### Aim
Search the material below for the word "authors". Copy every line that has it.

### Rows
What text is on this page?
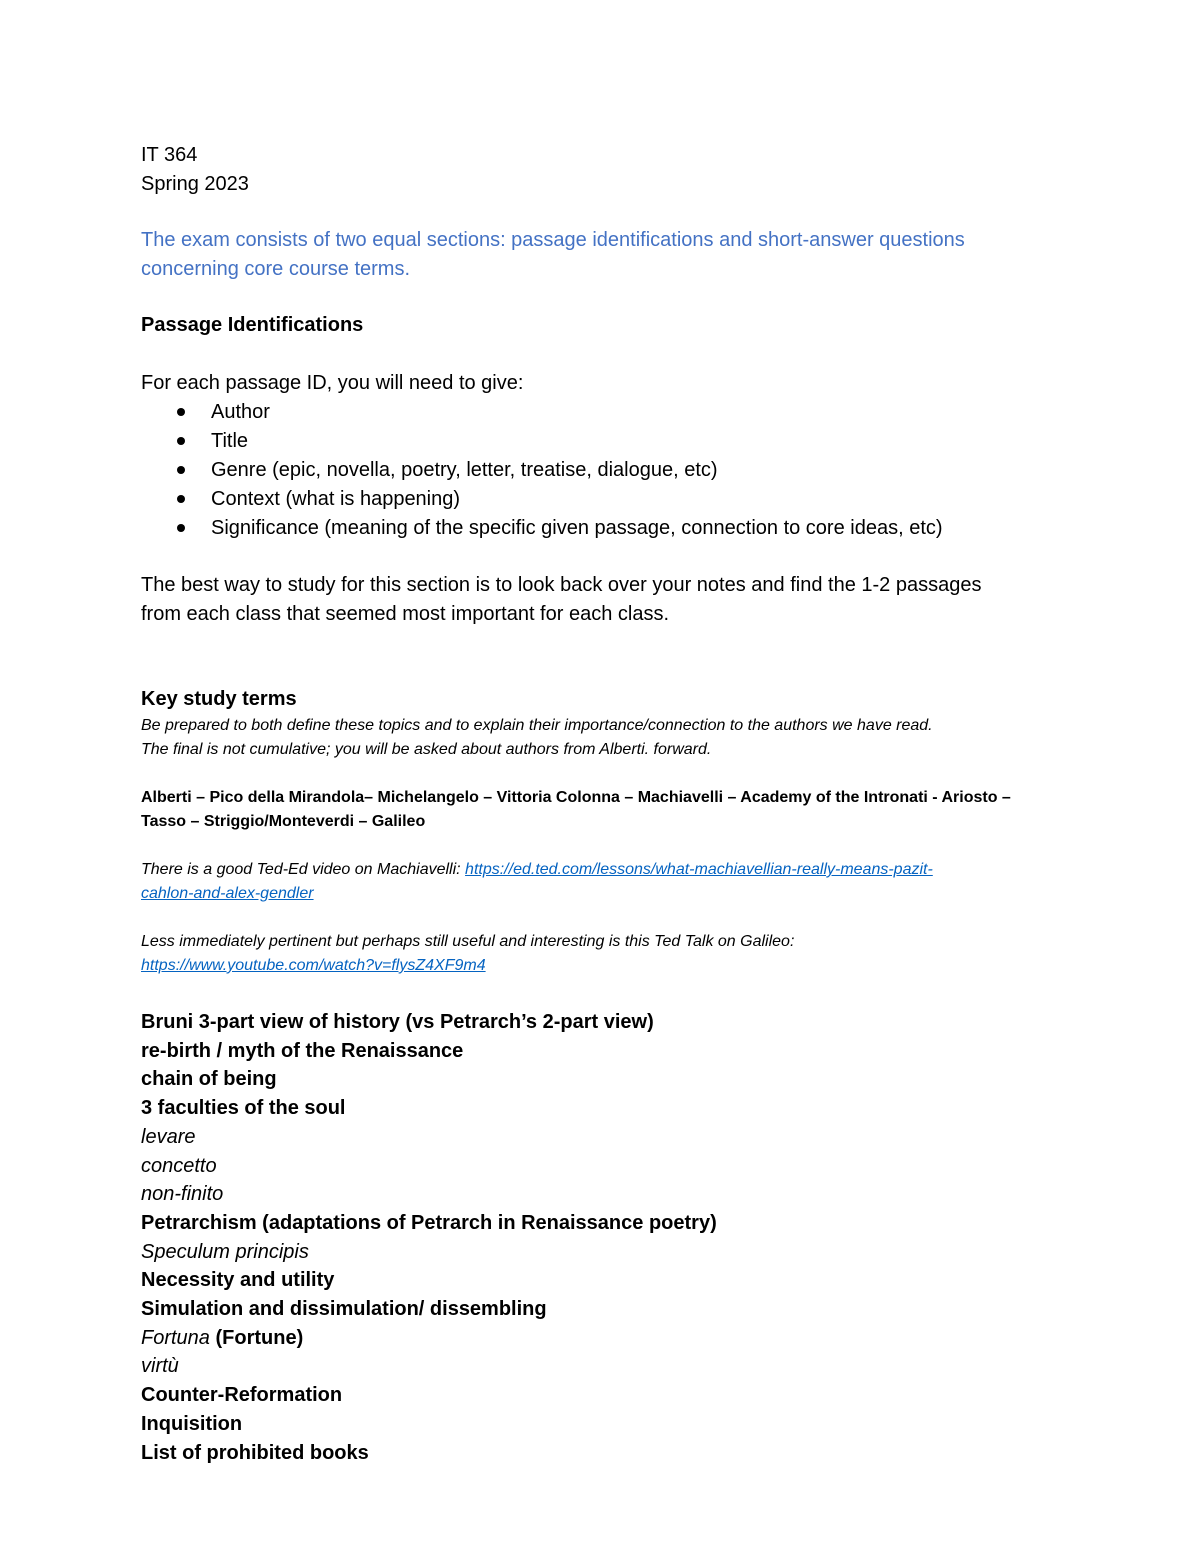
IT 364

Spring 2023

The exam consists of two equal sections: passage identifications and short-answer questions

concerning core course terms.

Passage Identifications

For each passage ID, you will need to give:

Author
Title
Genre (epic, novella, poetry, letter, treatise, dialogue, etc)
Context (what is happening)
Significance (meaning of the specific given passage, connection to core ideas, etc)

The best way to study for this section is to look back over your notes and find the 1-2 passages

from each class that seemed most important for each class.

Key study terms

Be prepared to both define these topics and to explain their importance/connection to the authors we have read.

The final is not cumulative; you will be asked about authors from Alberti. forward.

Alberti – Pico della Mirandola– Michelangelo – Vittoria Colonna – Machiavelli – Academy of the Intronati - Ariosto –

Tasso – Striggio/Monteverdi – Galileo

There is a good Ted-Ed video on Machiavelli: https://ed.ted.com/lessons/what-machiavellian-really-means-pazit-

cahlon-and-alex-gendler

Less immediately pertinent but perhaps still useful and interesting is this Ted Talk on Galileo:

https://www.youtube.com/watch?v=flysZ4XF9m4

Bruni 3-part view of history (vs Petrarch’s 2-part view)

re-birth / myth of the Renaissance

chain of being

3 faculties of the soul

levare

concetto

non-finito

Petrarchism (adaptations of Petrarch in Renaissance poetry)

Speculum principis

Necessity and utility

Simulation and dissimulation/ dissembling

Fortuna (Fortune)

virtù

Counter-Reformation

Inquisition

List of prohibited books
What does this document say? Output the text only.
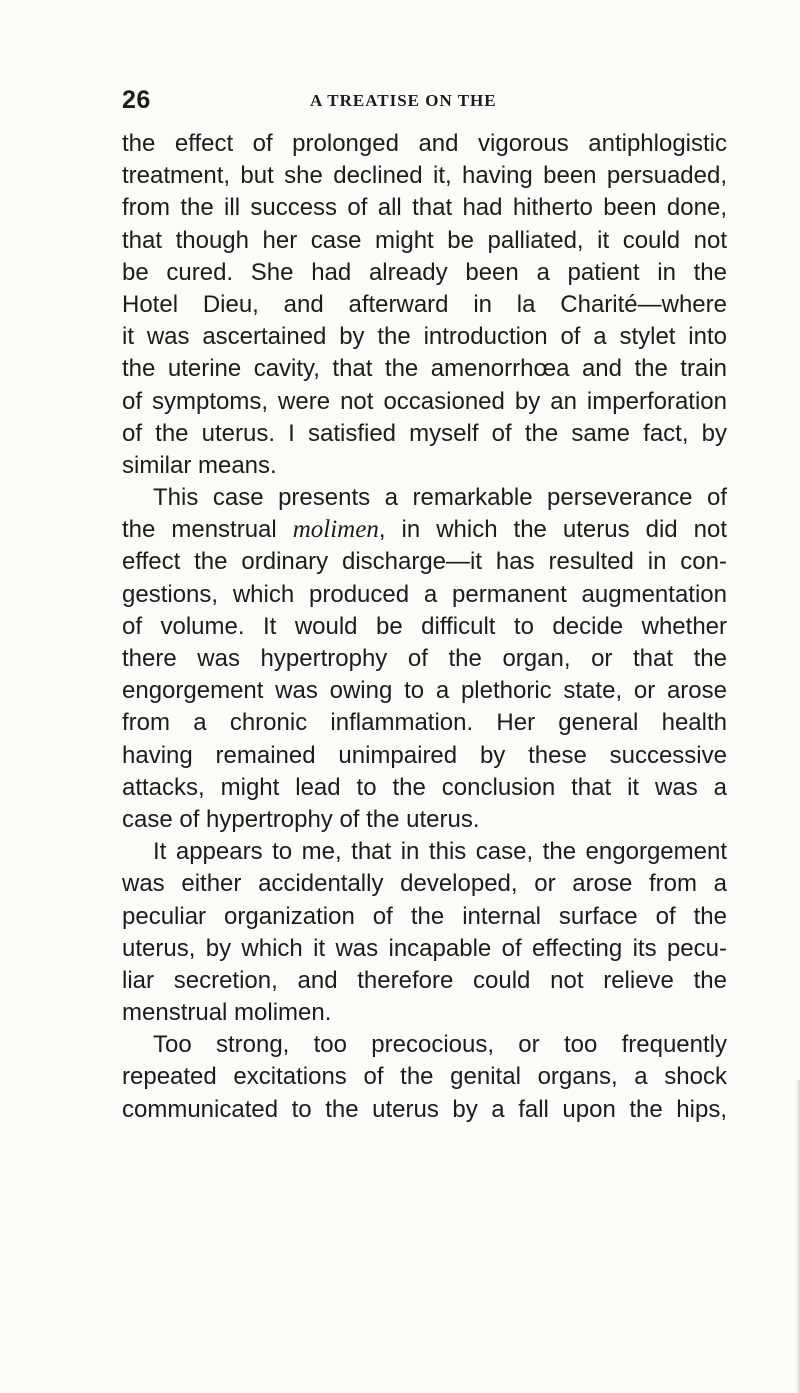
26	A TREATISE ON THE
the effect of prolonged and vigorous antiphlogistic
treatment, but she declined it, having been persuaded,
from the ill success of all that had hitherto been done,
that though her case might be palliated, it could not
be cured. She had already been a patient in the
Hotel Dieu, and afterward in la Charité—where
it was ascertained by the introduction of a stylet into
the uterine cavity, that the amenorrhœa and the train
of symptoms, were not occasioned by an imperforation
of the uterus. I satisfied myself of the same fact, by
similar means.
This case presents a remarkable perseverance of
the menstrual molimen, in which the uterus did not
effect the ordinary discharge—it has resulted in con-
gestions, which produced a permanent augmentation
of volume. It would be difficult to decide whether
there was hypertrophy of the organ, or that the
engorgement was owing to a plethoric state, or arose
from a chronic inflammation. Her general health
having remained unimpaired by these successive
attacks, might lead to the conclusion that it was a
case of hypertrophy of the uterus.
It appears to me, that in this case, the engorgement
was either accidentally developed, or arose from a
peculiar organization of the internal surface of the
uterus, by which it was incapable of effecting its pecu-
liar secretion, and therefore could not relieve the
menstrual molimen.
Too strong, too precocious, or too frequently
repeated excitations of the genital organs, a shock
communicated to the uterus by a fall upon the hips,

### The answer
Be prepared to both define these topics and to explain their importance/connection to the authors we have read.
The final is not cumulative; you will be asked about authors from Alberti. forward.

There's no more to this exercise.